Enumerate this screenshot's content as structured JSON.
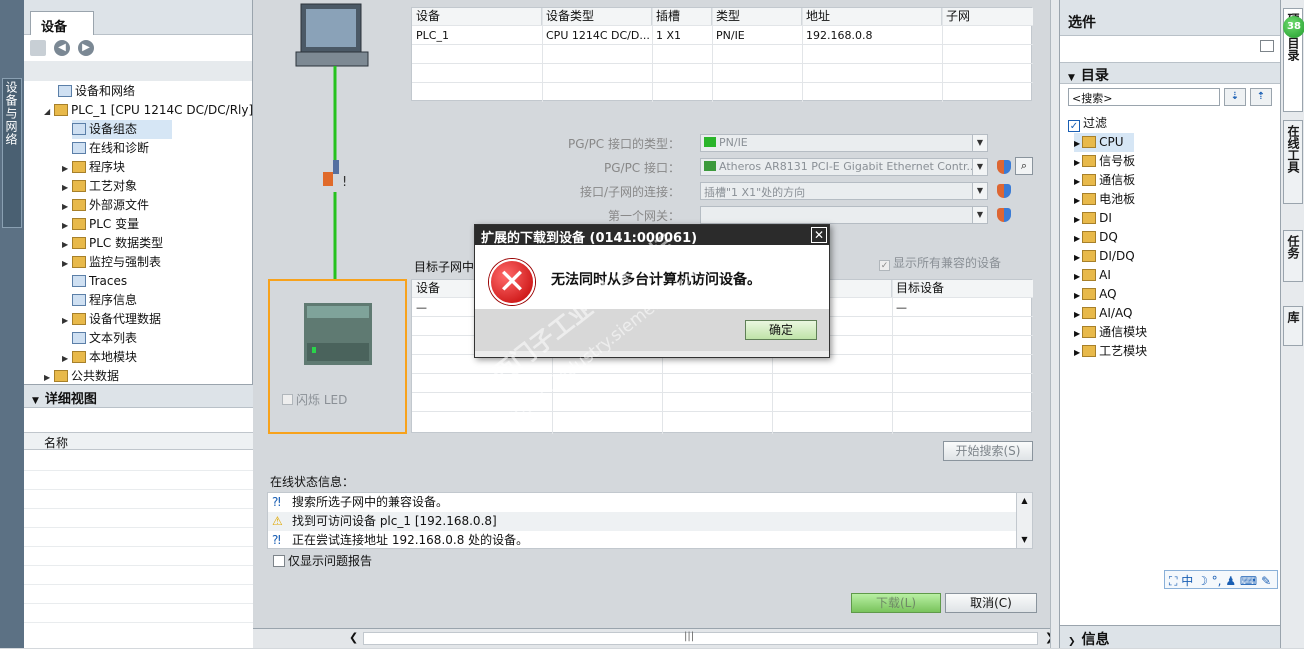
{
  "left_strip": {
    "label": "设备与网络"
  },
  "project_tree": {
    "tab": "设备",
    "items": [
      {
        "label": "设备和网络",
        "level": 2
      },
      {
        "label": "PLC_1 [CPU 1214C DC/DC/Rly]",
        "level": 1
      },
      {
        "label": "设备组态",
        "level": 3
      },
      {
        "label": "在线和诊断",
        "level": 3
      },
      {
        "label": "程序块",
        "level": 3
      },
      {
        "label": "工艺对象",
        "level": 3
      },
      {
        "label": "外部源文件",
        "level": 3
      },
      {
        "label": "PLC 变量",
        "level": 3
      },
      {
        "label": "PLC 数据类型",
        "level": 3
      },
      {
        "label": "监控与强制表",
        "level": 3
      },
      {
        "label": "Traces",
        "level": 3
      },
      {
        "label": "程序信息",
        "level": 3
      },
      {
        "label": "设备代理数据",
        "level": 3
      },
      {
        "label": "文本列表",
        "level": 3
      },
      {
        "label": "本地模块",
        "level": 3
      },
      {
        "label": "公共数据",
        "level": 1
      }
    ]
  },
  "detail_view": {
    "title": "详细视图",
    "col_name": "名称"
  },
  "device_table": {
    "headers": [
      "设备",
      "设备类型",
      "插槽",
      "类型",
      "地址",
      "子网"
    ],
    "rows": [
      [
        "PLC_1",
        "CPU 1214C DC/D...",
        "1 X1",
        "PN/IE",
        "192.168.0.8",
        ""
      ]
    ]
  },
  "pgpc": {
    "type_label": "PG/PC 接口的类型：",
    "type_value": "PN/IE",
    "iface_label": "PG/PC 接口：",
    "iface_value": "Atheros AR8131 PCI-E Gigabit Ethernet Contr...",
    "conn_label": "接口/子网的连接：",
    "conn_value": "插槽\"1 X1\"处的方向",
    "gw_label": "第一个网关：",
    "gw_value": ""
  },
  "target": {
    "subnet_label": "目标子网中",
    "show_all": "显示所有兼容的设备",
    "headers": [
      "设备",
      "",
      "",
      "",
      "目标设备"
    ],
    "row": [
      "—",
      "",
      "",
      "",
      "—"
    ]
  },
  "flash_led": "闪烁 LED",
  "start_search": "开始搜索(S)",
  "online_status": {
    "title": "在线状态信息：",
    "lines": [
      "搜索所选子网中的兼容设备。",
      "找到可访问设备 plc_1 [192.168.0.8]",
      "正在尝试连接地址 192.168.0.8 处的设备。"
    ],
    "only_problems": "仅显示问题报告"
  },
  "buttons": {
    "download": "下载(L)",
    "cancel": "取消(C)"
  },
  "dialog": {
    "title": "扩展的下载到设备 (0141:000061)",
    "message": "无法同时从多台计算机访问设备。",
    "ok": "确定"
  },
  "watermark": {
    "line1": "西门子工业 技术论坛",
    "line2": "support.industry.siemens.com/cs"
  },
  "right_panel": {
    "title": "选件",
    "catalog": "目录",
    "search_placeholder": "<搜索>",
    "filter": "过滤",
    "items": [
      "CPU",
      "信号板",
      "通信板",
      "电池板",
      "DI",
      "DQ",
      "DI/DQ",
      "AI",
      "AQ",
      "AI/AQ",
      "通信模块",
      "工艺模块"
    ],
    "info": "信息"
  },
  "right_tabs": [
    "硬件目录",
    "在线工具",
    "任务",
    "库"
  ],
  "badge": "38",
  "ime": "中"
}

----------

• Set exercise:
Reply with nothing but a number: how many lines of the entries above contain the string "title"?

• Task output:
4